Each line below is to be written out in full, exactly as shown.

[Data section]
------------------------------------------------------------

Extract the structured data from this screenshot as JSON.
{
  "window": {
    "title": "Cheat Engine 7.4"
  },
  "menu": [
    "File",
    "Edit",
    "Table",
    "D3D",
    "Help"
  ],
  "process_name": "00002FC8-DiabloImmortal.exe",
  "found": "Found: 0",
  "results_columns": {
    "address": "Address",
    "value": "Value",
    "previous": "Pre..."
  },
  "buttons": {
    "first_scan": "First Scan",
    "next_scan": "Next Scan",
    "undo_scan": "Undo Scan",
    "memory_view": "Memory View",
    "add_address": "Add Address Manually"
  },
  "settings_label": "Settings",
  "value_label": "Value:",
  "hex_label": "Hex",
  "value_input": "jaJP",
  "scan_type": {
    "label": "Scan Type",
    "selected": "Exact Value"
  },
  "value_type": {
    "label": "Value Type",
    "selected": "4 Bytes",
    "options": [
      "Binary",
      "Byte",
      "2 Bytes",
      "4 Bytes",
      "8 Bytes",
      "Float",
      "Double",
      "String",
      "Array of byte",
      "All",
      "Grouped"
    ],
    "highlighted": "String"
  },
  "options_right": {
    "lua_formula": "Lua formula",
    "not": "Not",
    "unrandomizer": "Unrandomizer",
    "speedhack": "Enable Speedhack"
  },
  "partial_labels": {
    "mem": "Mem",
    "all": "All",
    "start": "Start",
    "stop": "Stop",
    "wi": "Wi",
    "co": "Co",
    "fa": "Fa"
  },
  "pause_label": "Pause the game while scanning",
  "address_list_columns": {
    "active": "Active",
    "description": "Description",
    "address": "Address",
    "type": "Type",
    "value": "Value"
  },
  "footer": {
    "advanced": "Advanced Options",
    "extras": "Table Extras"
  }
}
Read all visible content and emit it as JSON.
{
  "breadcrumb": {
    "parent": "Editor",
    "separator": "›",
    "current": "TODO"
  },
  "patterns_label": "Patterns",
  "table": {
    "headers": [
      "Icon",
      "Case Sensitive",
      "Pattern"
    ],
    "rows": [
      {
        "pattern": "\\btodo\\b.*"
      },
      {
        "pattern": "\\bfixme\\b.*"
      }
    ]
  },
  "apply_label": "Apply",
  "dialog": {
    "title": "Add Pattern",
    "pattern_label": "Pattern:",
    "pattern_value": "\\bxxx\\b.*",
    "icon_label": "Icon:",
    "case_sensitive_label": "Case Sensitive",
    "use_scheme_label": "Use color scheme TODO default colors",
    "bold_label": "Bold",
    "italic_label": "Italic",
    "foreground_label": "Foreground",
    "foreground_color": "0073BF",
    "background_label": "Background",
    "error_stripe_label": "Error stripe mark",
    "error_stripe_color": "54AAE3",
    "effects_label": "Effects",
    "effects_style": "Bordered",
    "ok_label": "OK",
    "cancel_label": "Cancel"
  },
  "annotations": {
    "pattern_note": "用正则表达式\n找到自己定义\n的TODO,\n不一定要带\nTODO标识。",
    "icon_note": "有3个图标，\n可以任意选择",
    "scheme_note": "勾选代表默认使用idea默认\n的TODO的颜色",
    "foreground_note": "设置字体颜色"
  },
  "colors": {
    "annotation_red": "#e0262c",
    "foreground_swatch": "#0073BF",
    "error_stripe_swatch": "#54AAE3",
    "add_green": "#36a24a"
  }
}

------------------------------------------------------------

[Result]
Extract the structured data from this screenshot as JSON.
{
  "window": {
    "title": "Cheat Engine 7.4"
  },
  "menu": [
    "File",
    "Edit",
    "Table",
    "D3D",
    "Help"
  ],
  "process_name": "00002FC8-DiabloImmortal.exe",
  "found": "Found: 0",
  "results_columns": {
    "address": "Address",
    "value": "Value",
    "previous": "Pre..."
  },
  "buttons": {
    "first_scan": "First Scan",
    "next_scan": "Next Scan",
    "undo_scan": "Undo Scan",
    "memory_view": "Memory View",
    "add_address": "Add Address Manually"
  },
  "settings_label": "Settings",
  "value_label": "Value:",
  "hex_label": "Hex",
  "value_input": "jaJP",
  "scan_type": {
    "label": "Scan Type",
    "selected": "Exact Value"
  },
  "value_type": {
    "label": "Value Type",
    "selected": "4 Bytes",
    "options": [
      "Binary",
      "Byte",
      "2 Bytes",
      "4 Bytes",
      "8 Bytes",
      "Float",
      "Double",
      "String",
      "Array of byte",
      "All",
      "Grouped"
    ],
    "highlighted": "String"
  },
  "options_right": {
    "lua_formula": "Lua formula",
    "not": "Not",
    "unrandomizer": "Unrandomizer",
    "speedhack": "Enable Speedhack"
  },
  "partial_labels": {
    "mem": "Mem",
    "all": "All",
    "start": "Start",
    "stop": "Stop",
    "wi": "Wi",
    "co": "Co",
    "fa": "Fa"
  },
  "pause_label": "Pause the game while scanning",
  "address_list_columns": {
    "active": "Active",
    "description": "Description",
    "address": "Address",
    "type": "Type",
    "value": "Value"
  },
  "footer": {
    "advanced": "Advanced Options",
    "extras": "Table Extras"
  }
}
Read all visible content and emit it as JSON.
{
  "breadcrumb": {
    "parent": "Editor",
    "separator": "›",
    "current": "TODO"
  },
  "patterns_label": "Patterns",
  "table": {
    "headers": [
      "Icon",
      "Case Sensitive",
      "Pattern"
    ],
    "rows": [
      {
        "pattern": "\\btodo\\b.*"
      },
      {
        "pattern": "\\bfixme\\b.*"
      }
    ]
  },
  "apply_label": "Apply",
  "dialog": {
    "title": "Add Pattern",
    "pattern_label": "Pattern:",
    "pattern_value": "\\bxxx\\b.*",
    "icon_label": "Icon:",
    "case_sensitive_label": "Case Sensitive",
    "use_scheme_label": "Use color scheme TODO default colors",
    "bold_label": "Bold",
    "italic_label": "Italic",
    "foreground_label": "Foreground",
    "foreground_color": "0073BF",
    "background_label": "Background",
    "error_stripe_label": "Error stripe mark",
    "error_stripe_color": "54AAE3",
    "effects_label": "Effects",
    "effects_style": "Bordered",
    "ok_label": "OK",
    "cancel_label": "Cancel"
  },
  "annotations": {
    "pattern_note": "用正则表达式\n找到自己定义\n的TODO,\n不一定要带\nTODO标识。",
    "icon_note": "有3个图标，\n可以任意选择",
    "scheme_note": "勾选代表默认使用idea默认\n的TODO的颜色",
    "foreground_note": "设置字体颜色"
  },
  "colors": {
    "annotation_red": "#e0262c",
    "foreground_swatch": "#0073BF",
    "error_stripe_swatch": "#54AAE3",
    "add_green": "#36a24a"
  }
}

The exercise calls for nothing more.